TASK INSTRUCTIONS: Scan the listing below. Report each line that includes "Shows".

DATA FOR THE TASK:
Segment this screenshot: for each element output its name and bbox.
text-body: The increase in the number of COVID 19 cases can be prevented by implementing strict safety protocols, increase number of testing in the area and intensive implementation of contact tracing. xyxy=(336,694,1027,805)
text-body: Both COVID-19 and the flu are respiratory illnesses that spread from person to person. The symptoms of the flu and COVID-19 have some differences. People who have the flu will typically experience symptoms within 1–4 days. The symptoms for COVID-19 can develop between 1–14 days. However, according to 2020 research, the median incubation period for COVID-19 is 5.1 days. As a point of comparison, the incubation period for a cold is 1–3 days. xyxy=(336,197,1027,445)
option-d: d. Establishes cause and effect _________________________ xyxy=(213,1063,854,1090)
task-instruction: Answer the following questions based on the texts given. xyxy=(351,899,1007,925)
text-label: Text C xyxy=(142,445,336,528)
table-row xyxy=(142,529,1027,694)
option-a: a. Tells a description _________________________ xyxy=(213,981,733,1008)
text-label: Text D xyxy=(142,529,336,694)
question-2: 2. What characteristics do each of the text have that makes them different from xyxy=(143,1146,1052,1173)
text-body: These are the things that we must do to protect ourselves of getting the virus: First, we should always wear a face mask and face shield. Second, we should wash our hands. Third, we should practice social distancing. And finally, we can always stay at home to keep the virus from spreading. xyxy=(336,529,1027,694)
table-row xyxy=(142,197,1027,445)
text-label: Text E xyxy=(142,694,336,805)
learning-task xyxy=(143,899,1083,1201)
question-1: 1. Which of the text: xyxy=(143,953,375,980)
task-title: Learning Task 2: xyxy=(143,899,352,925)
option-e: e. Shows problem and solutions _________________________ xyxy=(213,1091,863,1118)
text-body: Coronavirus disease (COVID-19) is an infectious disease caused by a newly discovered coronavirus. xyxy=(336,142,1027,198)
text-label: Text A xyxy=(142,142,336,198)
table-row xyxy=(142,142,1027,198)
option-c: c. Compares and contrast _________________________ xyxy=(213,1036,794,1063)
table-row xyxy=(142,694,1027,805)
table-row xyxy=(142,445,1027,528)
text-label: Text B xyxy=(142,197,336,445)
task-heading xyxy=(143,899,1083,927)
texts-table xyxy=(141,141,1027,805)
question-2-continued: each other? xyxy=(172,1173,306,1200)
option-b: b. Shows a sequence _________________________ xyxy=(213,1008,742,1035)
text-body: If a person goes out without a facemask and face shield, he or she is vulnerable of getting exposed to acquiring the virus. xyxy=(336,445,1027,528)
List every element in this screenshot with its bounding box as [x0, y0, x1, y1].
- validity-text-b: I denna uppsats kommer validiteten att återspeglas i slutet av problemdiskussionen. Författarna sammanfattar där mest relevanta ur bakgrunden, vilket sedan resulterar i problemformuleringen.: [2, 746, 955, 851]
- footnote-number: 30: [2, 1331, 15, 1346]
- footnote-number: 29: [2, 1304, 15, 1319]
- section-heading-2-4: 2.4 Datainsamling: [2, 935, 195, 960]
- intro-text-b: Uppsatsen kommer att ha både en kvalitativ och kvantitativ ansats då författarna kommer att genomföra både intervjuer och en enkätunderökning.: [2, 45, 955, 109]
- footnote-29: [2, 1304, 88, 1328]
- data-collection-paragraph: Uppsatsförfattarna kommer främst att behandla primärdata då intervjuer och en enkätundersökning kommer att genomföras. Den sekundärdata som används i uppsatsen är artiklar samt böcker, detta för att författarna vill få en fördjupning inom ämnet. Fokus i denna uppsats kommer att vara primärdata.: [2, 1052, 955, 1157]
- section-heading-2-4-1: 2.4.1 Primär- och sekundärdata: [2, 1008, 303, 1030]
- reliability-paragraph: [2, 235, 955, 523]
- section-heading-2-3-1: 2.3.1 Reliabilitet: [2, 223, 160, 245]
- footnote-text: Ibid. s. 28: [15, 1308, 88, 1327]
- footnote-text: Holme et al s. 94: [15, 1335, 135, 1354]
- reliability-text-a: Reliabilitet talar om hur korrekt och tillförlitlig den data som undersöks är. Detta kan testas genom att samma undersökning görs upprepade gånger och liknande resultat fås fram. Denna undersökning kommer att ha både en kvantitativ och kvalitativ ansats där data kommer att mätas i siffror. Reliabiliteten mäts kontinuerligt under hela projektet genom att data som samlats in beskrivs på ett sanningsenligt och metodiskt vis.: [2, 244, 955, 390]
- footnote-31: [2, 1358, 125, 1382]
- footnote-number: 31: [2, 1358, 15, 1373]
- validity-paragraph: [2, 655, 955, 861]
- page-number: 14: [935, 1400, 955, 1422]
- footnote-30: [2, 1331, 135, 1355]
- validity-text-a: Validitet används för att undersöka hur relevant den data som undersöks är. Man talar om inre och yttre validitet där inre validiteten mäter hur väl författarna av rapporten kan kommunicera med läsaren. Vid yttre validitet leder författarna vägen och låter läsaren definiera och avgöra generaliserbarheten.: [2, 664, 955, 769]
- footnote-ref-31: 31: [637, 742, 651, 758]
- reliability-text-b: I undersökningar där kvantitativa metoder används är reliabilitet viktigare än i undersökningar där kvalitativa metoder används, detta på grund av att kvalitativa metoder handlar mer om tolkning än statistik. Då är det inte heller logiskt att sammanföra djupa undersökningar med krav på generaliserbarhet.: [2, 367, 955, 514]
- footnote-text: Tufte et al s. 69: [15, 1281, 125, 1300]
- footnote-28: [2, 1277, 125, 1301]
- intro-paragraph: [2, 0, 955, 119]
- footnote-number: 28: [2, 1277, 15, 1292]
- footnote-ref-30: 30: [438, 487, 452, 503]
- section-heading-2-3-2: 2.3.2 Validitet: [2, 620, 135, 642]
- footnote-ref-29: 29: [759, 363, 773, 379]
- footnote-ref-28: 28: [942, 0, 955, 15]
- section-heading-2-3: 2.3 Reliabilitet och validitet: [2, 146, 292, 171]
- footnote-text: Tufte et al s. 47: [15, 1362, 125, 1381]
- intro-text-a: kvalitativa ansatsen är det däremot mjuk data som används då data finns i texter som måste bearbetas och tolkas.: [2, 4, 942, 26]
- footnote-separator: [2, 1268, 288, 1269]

ANSWER FOR THIS EXERCISE:
option-e: e. Shows problem and solutions _________________________ xyxy=(213,1091,863,1118)
option-b: b. Shows a sequence _________________________ xyxy=(213,1008,742,1035)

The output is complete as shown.